- SET TASK
Retype all the records with nothing changed.

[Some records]
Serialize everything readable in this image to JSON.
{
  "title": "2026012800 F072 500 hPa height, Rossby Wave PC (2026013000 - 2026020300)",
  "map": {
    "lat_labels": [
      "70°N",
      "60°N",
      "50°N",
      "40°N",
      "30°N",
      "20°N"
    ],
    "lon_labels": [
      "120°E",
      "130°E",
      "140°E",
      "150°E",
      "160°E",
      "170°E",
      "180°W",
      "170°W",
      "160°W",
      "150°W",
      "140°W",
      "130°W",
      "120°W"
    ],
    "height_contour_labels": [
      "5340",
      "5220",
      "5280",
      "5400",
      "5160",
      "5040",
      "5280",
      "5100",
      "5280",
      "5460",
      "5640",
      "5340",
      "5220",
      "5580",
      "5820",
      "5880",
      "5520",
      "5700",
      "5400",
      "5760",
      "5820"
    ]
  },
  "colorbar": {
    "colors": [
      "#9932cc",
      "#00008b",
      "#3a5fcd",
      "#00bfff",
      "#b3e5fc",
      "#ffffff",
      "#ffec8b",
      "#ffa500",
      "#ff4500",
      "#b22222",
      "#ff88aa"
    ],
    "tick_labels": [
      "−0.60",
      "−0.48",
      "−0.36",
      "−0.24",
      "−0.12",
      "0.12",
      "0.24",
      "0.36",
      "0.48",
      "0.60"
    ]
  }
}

- THE SOLUTION
Serialize everything readable in this image to JSON.
{
  "title": "2026012800 F072 500 hPa height, Rossby Wave PC (2026013000 - 2026020300)",
  "map": {
    "lat_labels": [
      "70°N",
      "60°N",
      "50°N",
      "40°N",
      "30°N",
      "20°N"
    ],
    "lon_labels": [
      "120°E",
      "130°E",
      "140°E",
      "150°E",
      "160°E",
      "170°E",
      "180°W",
      "170°W",
      "160°W",
      "150°W",
      "140°W",
      "130°W",
      "120°W"
    ],
    "height_contour_labels": [
      "5340",
      "5220",
      "5280",
      "5400",
      "5160",
      "5040",
      "5280",
      "5100",
      "5280",
      "5460",
      "5640",
      "5340",
      "5220",
      "5580",
      "5820",
      "5880",
      "5520",
      "5700",
      "5400",
      "5760",
      "5820"
    ]
  },
  "colorbar": {
    "colors": [
      "#9932cc",
      "#00008b",
      "#3a5fcd",
      "#00bfff",
      "#b3e5fc",
      "#ffffff",
      "#ffec8b",
      "#ffa500",
      "#ff4500",
      "#b22222",
      "#ff88aa"
    ],
    "tick_labels": [
      "−0.60",
      "−0.48",
      "−0.36",
      "−0.24",
      "−0.12",
      "0.12",
      "0.24",
      "0.36",
      "0.48",
      "0.60"
    ]
  }
}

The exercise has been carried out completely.